All entries must be repeated exactly; do not include the pictures.
:: INFORMATION SUPPLIED
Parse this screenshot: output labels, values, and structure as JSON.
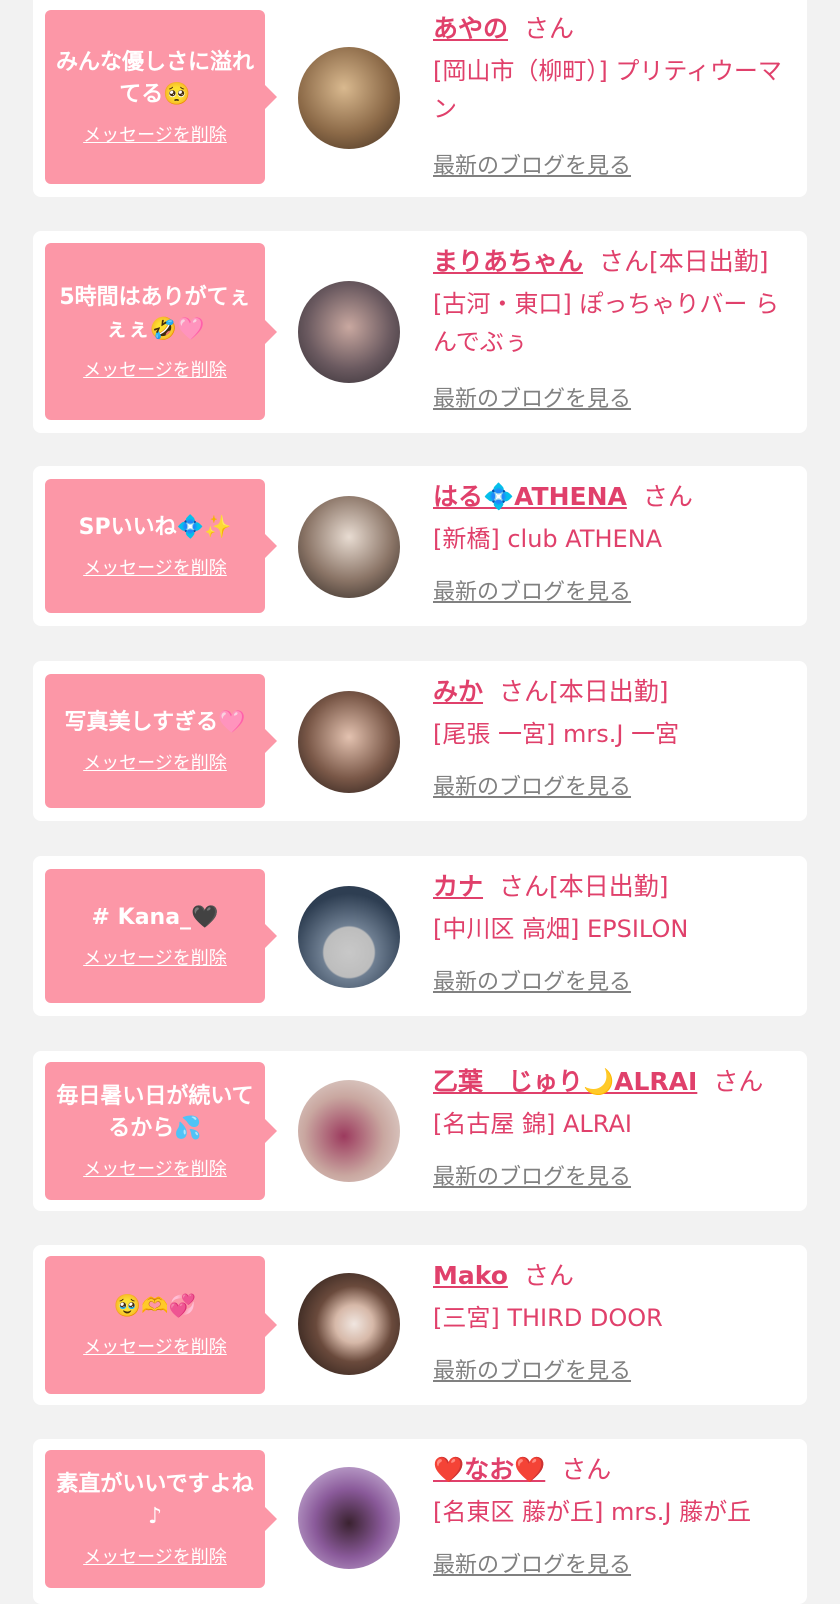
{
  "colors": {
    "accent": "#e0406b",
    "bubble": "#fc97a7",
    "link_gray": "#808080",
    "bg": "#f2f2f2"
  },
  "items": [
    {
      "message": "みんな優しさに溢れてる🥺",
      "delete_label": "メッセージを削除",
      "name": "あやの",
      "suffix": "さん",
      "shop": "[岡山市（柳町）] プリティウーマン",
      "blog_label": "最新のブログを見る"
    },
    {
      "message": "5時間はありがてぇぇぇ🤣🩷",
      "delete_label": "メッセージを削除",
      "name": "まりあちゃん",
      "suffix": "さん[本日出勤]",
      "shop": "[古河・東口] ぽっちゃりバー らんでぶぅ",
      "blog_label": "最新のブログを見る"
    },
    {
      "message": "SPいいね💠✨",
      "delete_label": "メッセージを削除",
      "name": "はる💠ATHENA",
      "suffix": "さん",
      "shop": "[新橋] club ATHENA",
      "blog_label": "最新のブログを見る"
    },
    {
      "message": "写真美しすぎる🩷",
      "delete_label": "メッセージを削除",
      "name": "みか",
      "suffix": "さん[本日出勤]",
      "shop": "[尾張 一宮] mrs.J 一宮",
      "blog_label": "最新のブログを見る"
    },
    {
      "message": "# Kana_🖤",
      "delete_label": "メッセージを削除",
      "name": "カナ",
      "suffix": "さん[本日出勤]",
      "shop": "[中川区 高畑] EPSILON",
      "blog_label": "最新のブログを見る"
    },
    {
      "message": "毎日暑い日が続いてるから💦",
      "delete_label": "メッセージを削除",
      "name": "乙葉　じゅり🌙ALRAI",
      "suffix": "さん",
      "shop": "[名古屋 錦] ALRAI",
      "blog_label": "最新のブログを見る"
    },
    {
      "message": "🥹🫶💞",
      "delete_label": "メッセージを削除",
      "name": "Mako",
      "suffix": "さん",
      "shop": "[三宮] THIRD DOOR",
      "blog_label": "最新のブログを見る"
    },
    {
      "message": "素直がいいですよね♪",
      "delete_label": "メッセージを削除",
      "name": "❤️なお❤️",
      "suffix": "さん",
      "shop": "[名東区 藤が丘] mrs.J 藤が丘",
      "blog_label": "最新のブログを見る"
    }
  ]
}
::::
TASK OUTPUT -
Parse this screenshot: output labels, values, and structure as JSON.
{
  "colors": {
    "accent": "#e0406b",
    "bubble": "#fc97a7",
    "link_gray": "#808080",
    "bg": "#f2f2f2"
  },
  "items": [
    {
      "message": "みんな優しさに溢れてる🥺",
      "delete_label": "メッセージを削除",
      "name": "あやの",
      "suffix": "さん",
      "shop": "[岡山市（柳町）] プリティウーマン",
      "blog_label": "最新のブログを見る"
    },
    {
      "message": "5時間はありがてぇぇぇ🤣🩷",
      "delete_label": "メッセージを削除",
      "name": "まりあちゃん",
      "suffix": "さん[本日出勤]",
      "shop": "[古河・東口] ぽっちゃりバー らんでぶぅ",
      "blog_label": "最新のブログを見る"
    },
    {
      "message": "SPいいね💠✨",
      "delete_label": "メッセージを削除",
      "name": "はる💠ATHENA",
      "suffix": "さん",
      "shop": "[新橋] club ATHENA",
      "blog_label": "最新のブログを見る"
    },
    {
      "message": "写真美しすぎる🩷",
      "delete_label": "メッセージを削除",
      "name": "みか",
      "suffix": "さん[本日出勤]",
      "shop": "[尾張 一宮] mrs.J 一宮",
      "blog_label": "最新のブログを見る"
    },
    {
      "message": "# Kana_🖤",
      "delete_label": "メッセージを削除",
      "name": "カナ",
      "suffix": "さん[本日出勤]",
      "shop": "[中川区 高畑] EPSILON",
      "blog_label": "最新のブログを見る"
    },
    {
      "message": "毎日暑い日が続いてるから💦",
      "delete_label": "メッセージを削除",
      "name": "乙葉　じゅり🌙ALRAI",
      "suffix": "さん",
      "shop": "[名古屋 錦] ALRAI",
      "blog_label": "最新のブログを見る"
    },
    {
      "message": "🥹🫶💞",
      "delete_label": "メッセージを削除",
      "name": "Mako",
      "suffix": "さん",
      "shop": "[三宮] THIRD DOOR",
      "blog_label": "最新のブログを見る"
    },
    {
      "message": "素直がいいですよね♪",
      "delete_label": "メッセージを削除",
      "name": "❤️なお❤️",
      "suffix": "さん",
      "shop": "[名東区 藤が丘] mrs.J 藤が丘",
      "blog_label": "最新のブログを見る"
    }
  ]
}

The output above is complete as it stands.